-- Begin Stored records --

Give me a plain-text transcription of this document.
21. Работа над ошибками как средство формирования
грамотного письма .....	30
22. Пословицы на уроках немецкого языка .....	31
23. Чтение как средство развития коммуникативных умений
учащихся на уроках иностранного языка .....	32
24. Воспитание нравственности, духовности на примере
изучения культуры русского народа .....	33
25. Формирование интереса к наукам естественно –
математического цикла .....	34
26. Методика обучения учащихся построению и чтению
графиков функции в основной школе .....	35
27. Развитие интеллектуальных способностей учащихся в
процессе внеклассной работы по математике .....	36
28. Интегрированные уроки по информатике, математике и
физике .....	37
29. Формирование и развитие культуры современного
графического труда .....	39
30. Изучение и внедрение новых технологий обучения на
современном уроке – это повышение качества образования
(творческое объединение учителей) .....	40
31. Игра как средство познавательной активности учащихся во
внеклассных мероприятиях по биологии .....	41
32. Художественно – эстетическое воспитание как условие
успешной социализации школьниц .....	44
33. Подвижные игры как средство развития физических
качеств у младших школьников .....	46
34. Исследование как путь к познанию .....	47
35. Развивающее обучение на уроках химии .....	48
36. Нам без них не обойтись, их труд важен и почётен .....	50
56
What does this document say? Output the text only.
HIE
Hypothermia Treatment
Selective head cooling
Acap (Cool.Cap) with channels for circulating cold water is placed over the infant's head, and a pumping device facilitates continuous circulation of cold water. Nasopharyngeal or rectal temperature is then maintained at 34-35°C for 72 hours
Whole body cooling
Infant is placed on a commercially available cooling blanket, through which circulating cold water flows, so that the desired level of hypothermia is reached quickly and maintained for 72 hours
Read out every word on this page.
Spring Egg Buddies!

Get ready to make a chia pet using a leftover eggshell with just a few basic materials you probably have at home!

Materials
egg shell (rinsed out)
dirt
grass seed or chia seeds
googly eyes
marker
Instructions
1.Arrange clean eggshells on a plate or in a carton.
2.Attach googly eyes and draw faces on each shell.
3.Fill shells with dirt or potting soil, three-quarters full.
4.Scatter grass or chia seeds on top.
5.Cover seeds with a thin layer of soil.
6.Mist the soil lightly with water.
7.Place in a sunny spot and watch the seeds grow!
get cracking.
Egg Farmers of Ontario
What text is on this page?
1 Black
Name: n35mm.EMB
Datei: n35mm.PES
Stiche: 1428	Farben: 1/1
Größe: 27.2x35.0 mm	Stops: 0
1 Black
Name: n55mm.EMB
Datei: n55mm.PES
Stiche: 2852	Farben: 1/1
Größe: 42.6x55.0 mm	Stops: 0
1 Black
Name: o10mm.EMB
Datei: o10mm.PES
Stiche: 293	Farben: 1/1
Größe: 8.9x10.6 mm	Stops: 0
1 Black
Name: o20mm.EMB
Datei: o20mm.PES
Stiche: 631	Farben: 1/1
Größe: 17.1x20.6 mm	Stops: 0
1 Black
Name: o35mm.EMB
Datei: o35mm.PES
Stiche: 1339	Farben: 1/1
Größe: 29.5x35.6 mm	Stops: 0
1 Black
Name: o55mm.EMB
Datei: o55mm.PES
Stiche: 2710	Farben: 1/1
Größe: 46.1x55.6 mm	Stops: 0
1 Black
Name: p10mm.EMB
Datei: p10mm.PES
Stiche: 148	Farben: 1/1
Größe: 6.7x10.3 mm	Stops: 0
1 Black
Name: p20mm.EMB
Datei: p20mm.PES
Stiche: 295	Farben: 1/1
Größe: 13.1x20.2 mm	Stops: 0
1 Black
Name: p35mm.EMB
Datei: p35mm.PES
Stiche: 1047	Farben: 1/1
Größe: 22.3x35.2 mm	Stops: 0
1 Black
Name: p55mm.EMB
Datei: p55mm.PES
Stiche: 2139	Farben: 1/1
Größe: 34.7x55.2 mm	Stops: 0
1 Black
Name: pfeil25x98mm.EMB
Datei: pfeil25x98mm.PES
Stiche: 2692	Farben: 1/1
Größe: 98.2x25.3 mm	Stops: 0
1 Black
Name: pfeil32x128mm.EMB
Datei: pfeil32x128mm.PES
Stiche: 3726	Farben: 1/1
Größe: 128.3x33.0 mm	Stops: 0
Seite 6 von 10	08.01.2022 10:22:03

-- End Stored records --

» Instructions to follow:
Write out all the data again, exactly as it appears.

» Problem solution:
Give me a plain-text transcription of this document.
21. Работа над ошибками как средство формирования
грамотного письма .....	30
22. Пословицы на уроках немецкого языка .....	31
23. Чтение как средство развития коммуникативных умений
учащихся на уроках иностранного языка .....	32
24. Воспитание нравственности, духовности на примере
изучения культуры русского народа .....	33
25. Формирование интереса к наукам естественно –
математического цикла .....	34
26. Методика обучения учащихся построению и чтению
графиков функции в основной школе .....	35
27. Развитие интеллектуальных способностей учащихся в
процессе внеклассной работы по математике .....	36
28. Интегрированные уроки по информатике, математике и
физике .....	37
29. Формирование и развитие культуры современного
графического труда .....	39
30. Изучение и внедрение новых технологий обучения на
современном уроке – это повышение качества образования
(творческое объединение учителей) .....	40
31. Игра как средство познавательной активности учащихся во
внеклассных мероприятиях по биологии .....	41
32. Художественно – эстетическое воспитание как условие
успешной социализации школьниц .....	44
33. Подвижные игры как средство развития физических
качеств у младших школьников .....	46
34. Исследование как путь к познанию .....	47
35. Развивающее обучение на уроках химии .....	48
36. Нам без них не обойтись, их труд важен и почётен .....	50
56
What does this document say? Output the text only.
HIE
Hypothermia Treatment
Selective head cooling
Acap (Cool.Cap) with channels for circulating cold water is placed over the infant's head, and a pumping device facilitates continuous circulation of cold water. Nasopharyngeal or rectal temperature is then maintained at 34-35°C for 72 hours
Whole body cooling
Infant is placed on a commercially available cooling blanket, through which circulating cold water flows, so that the desired level of hypothermia is reached quickly and maintained for 72 hours
Read out every word on this page.
Spring Egg Buddies!

Get ready to make a chia pet using a leftover eggshell with just a few basic materials you probably have at home!

Materials
egg shell (rinsed out)
dirt
grass seed or chia seeds
googly eyes
marker
Instructions
1.Arrange clean eggshells on a plate or in a carton.
2.Attach googly eyes and draw faces on each shell.
3.Fill shells with dirt or potting soil, three-quarters full.
4.Scatter grass or chia seeds on top.
5.Cover seeds with a thin layer of soil.
6.Mist the soil lightly with water.
7.Place in a sunny spot and watch the seeds grow!
get cracking.
Egg Farmers of Ontario
What text is on this page?
1 Black
Name: n35mm.EMB
Datei: n35mm.PES
Stiche: 1428	Farben: 1/1
Größe: 27.2x35.0 mm	Stops: 0
1 Black
Name: n55mm.EMB
Datei: n55mm.PES
Stiche: 2852	Farben: 1/1
Größe: 42.6x55.0 mm	Stops: 0
1 Black
Name: o10mm.EMB
Datei: o10mm.PES
Stiche: 293	Farben: 1/1
Größe: 8.9x10.6 mm	Stops: 0
1 Black
Name: o20mm.EMB
Datei: o20mm.PES
Stiche: 631	Farben: 1/1
Größe: 17.1x20.6 mm	Stops: 0
1 Black
Name: o35mm.EMB
Datei: o35mm.PES
Stiche: 1339	Farben: 1/1
Größe: 29.5x35.6 mm	Stops: 0
1 Black
Name: o55mm.EMB
Datei: o55mm.PES
Stiche: 2710	Farben: 1/1
Größe: 46.1x55.6 mm	Stops: 0
1 Black
Name: p10mm.EMB
Datei: p10mm.PES
Stiche: 148	Farben: 1/1
Größe: 6.7x10.3 mm	Stops: 0
1 Black
Name: p20mm.EMB
Datei: p20mm.PES
Stiche: 295	Farben: 1/1
Größe: 13.1x20.2 mm	Stops: 0
1 Black
Name: p35mm.EMB
Datei: p35mm.PES
Stiche: 1047	Farben: 1/1
Größe: 22.3x35.2 mm	Stops: 0
1 Black
Name: p55mm.EMB
Datei: p55mm.PES
Stiche: 2139	Farben: 1/1
Größe: 34.7x55.2 mm	Stops: 0
1 Black
Name: pfeil25x98mm.EMB
Datei: pfeil25x98mm.PES
Stiche: 2692	Farben: 1/1
Größe: 98.2x25.3 mm	Stops: 0
1 Black
Name: pfeil32x128mm.EMB
Datei: pfeil32x128mm.PES
Stiche: 3726	Farben: 1/1
Größe: 128.3x33.0 mm	Stops: 0
Seite 6 von 10	08.01.2022 10:22:03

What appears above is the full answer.